— Start of Dataset rows —

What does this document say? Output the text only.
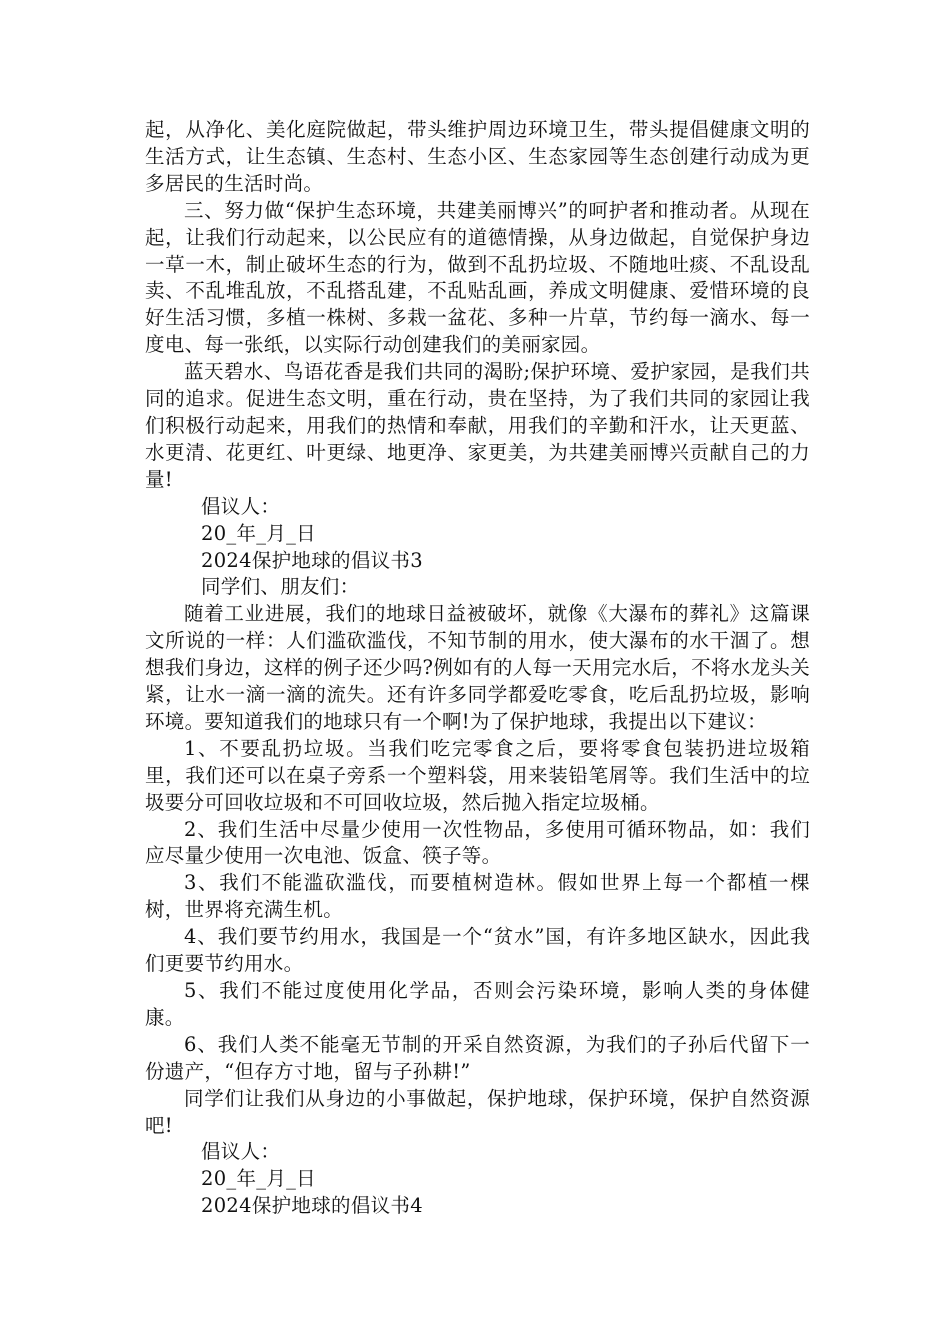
起，从净化、美化庭院做起，带头维护周边环境卫生，带头提倡健康文明的生活方式，让生态镇、生态村、生态小区、生态家园等生态创建行动成为更多居民的生活时尚。

三、努力做“保护生态环境，共建美丽博兴”的呵护者和推动者。从现在起，让我们行动起来，以公民应有的道德情操，从身边做起，自觉保护身边一草一木，制止破坏生态的行为，做到不乱扔垃圾、不随地吐痰、不乱设乱卖、不乱堆乱放，不乱搭乱建，不乱贴乱画，养成文明健康、爱惜环境的良好生活习惯，多植一株树、多栽一盆花、多种一片草，节约每一滴水、每一度电、每一张纸，以实际行动创建我们的美丽家园。

蓝天碧水、鸟语花香是我们共同的渴盼;保护环境、爱护家园，是我们共同的追求。促进生态文明，重在行动，贵在坚持，为了我们共同的家园让我们积极行动起来，用我们的热情和奉献，用我们的辛勤和汗水，让天更蓝、水更清、花更红、叶更绿、地更净、家更美，为共建美丽博兴贡献自己的力量!

倡议人：

20_年_月_日

2024保护地球的倡议书3

同学们、朋友们：

随着工业进展，我们的地球日益被破坏，就像《大瀑布的葬礼》这篇课文所说的一样：人们滥砍滥伐，不知节制的用水，使大瀑布的水干涸了。想想我们身边，这样的例子还少吗?例如有的人每一天用完水后，不将水龙头关紧，让水一滴一滴的流失。还有许多同学都爱吃零食，吃后乱扔垃圾，影响环境。要知道我们的地球只有一个啊!为了保护地球，我提出以下建议：

1、不要乱扔垃圾。当我们吃完零食之后，要将零食包装扔进垃圾箱里，我们还可以在桌子旁系一个塑料袋，用来装铅笔屑等。我们生活中的垃圾要分可回收垃圾和不可回收垃圾，然后抛入指定垃圾桶。

2、我们生活中尽量少使用一次性物品，多使用可循环物品，如：我们应尽量少使用一次电池、饭盒、筷子等。

3、我们不能滥砍滥伐，而要植树造林。假如世界上每一个都植一棵树，世界将充满生机。

4、我们要节约用水，我国是一个“贫水”国，有许多地区缺水，因此我们更要节约用水。

5、我们不能过度使用化学品，否则会污染环境，影响人类的身体健康。

6、我们人类不能毫无节制的开采自然资源，为我们的子孙后代留下一份遗产，“但存方寸地，留与子孙耕!”

同学们让我们从身边的小事做起，保护地球，保护环境，保护自然资源吧!

倡议人：

20_年_月_日

2024保护地球的倡议书4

— End of Dataset rows —

Instruction. Filter for "保护环境". Return all lines that hold it.

Task result.
蓝天碧水、鸟语花香是我们共同的渴盼;保护环境、爱护家园，是我们共同的追求。促进生态文明，重在行动，贵在坚持，为了我们共同的家园让我们积极行动起来，用我们的热情和奉献，用我们的辛勤和汗水，让天更蓝、水更清、花更红、叶更绿、地更净、家更美，为共建美丽博兴贡献自己的力量!
同学们让我们从身边的小事做起，保护地球，保护环境，保护自然资源吧!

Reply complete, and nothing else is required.